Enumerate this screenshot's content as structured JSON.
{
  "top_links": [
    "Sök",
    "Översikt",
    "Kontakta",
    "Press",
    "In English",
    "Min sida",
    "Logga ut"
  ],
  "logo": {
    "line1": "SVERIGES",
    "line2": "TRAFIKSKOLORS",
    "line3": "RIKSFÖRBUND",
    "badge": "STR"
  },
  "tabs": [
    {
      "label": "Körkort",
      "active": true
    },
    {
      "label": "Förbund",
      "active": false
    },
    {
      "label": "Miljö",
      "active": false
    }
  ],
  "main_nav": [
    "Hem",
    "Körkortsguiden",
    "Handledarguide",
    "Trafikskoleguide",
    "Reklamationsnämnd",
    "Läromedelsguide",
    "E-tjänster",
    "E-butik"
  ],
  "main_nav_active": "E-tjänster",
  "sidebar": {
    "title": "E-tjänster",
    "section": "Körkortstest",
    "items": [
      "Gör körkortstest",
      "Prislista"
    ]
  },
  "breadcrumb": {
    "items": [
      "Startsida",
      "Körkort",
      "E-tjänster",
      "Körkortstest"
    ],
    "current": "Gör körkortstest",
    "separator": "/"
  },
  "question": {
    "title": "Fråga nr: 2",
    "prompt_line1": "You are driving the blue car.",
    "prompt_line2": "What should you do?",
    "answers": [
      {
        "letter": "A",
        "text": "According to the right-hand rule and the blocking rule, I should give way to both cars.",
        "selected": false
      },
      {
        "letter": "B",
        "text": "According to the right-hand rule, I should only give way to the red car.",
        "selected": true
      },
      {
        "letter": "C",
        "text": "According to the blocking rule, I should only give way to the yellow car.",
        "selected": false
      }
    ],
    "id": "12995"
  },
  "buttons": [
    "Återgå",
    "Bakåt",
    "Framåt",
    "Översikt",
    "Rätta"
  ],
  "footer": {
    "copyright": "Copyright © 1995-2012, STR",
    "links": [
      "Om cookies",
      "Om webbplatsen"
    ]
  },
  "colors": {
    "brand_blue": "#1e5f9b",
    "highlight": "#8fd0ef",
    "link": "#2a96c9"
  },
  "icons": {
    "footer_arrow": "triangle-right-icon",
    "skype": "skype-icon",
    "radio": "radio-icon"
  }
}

= = =

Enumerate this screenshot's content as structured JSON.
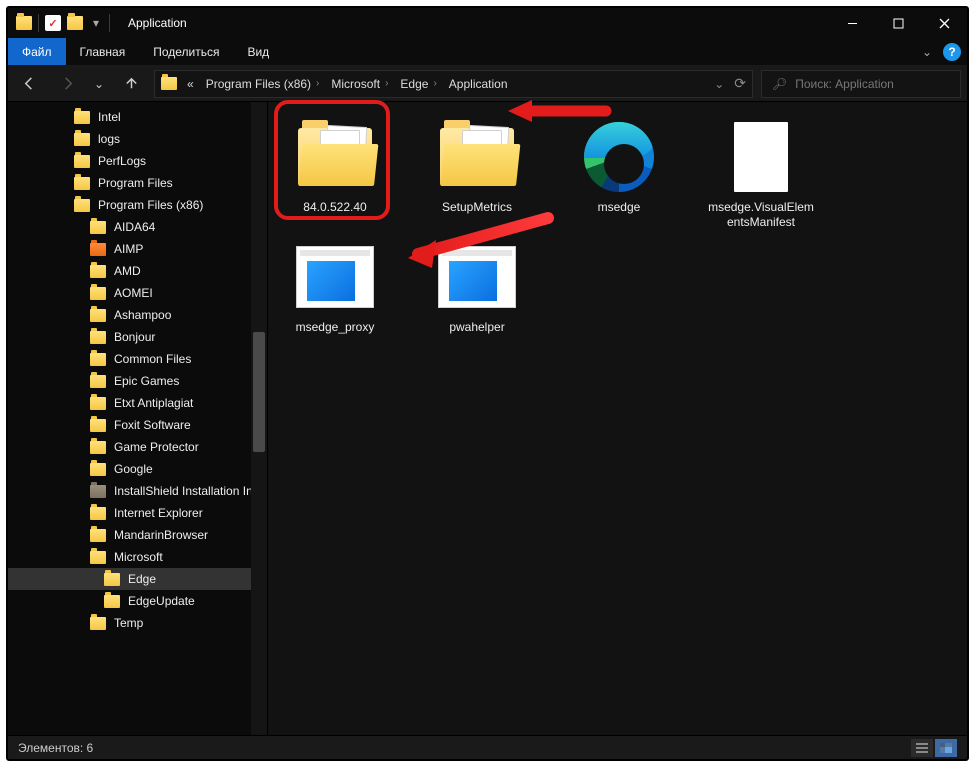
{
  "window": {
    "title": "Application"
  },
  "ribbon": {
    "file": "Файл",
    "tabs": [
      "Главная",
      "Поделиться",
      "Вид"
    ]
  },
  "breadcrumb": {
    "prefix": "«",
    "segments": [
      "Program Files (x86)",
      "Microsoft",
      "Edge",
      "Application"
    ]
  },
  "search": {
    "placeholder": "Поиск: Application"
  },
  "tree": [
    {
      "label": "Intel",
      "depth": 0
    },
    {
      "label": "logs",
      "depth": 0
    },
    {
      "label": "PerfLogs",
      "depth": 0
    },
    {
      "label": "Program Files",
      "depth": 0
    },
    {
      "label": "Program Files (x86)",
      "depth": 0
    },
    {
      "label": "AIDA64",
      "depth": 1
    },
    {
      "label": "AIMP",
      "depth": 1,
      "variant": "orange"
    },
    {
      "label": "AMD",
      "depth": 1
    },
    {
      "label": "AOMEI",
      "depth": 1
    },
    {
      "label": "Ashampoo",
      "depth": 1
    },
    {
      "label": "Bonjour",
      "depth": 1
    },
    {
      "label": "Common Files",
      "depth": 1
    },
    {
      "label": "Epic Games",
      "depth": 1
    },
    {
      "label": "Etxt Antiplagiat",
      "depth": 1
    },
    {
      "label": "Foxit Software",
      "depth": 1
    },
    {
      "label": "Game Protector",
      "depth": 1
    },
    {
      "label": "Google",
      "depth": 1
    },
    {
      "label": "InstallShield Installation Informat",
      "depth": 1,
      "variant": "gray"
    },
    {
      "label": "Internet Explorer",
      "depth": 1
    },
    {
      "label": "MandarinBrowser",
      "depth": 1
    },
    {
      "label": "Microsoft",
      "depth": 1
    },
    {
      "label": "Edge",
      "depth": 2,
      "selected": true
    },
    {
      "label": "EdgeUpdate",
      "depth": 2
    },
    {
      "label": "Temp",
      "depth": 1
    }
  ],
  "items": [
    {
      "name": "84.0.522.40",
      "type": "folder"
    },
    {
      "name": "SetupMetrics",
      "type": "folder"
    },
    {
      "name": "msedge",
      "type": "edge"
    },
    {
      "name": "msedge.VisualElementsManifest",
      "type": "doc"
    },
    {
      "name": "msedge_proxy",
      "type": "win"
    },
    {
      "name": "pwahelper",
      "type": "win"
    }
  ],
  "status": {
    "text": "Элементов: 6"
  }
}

= = =

Goal: Scan the data above; copy every line where "give" appears.

Right answer:
        "text": "According to the right-hand rule and the blocking rule, I should give way to both cars.",
        "text": "According to the right-hand rule, I should only give way to the red car.",
        "text": "According to the blocking rule, I should only give way to the yellow car.",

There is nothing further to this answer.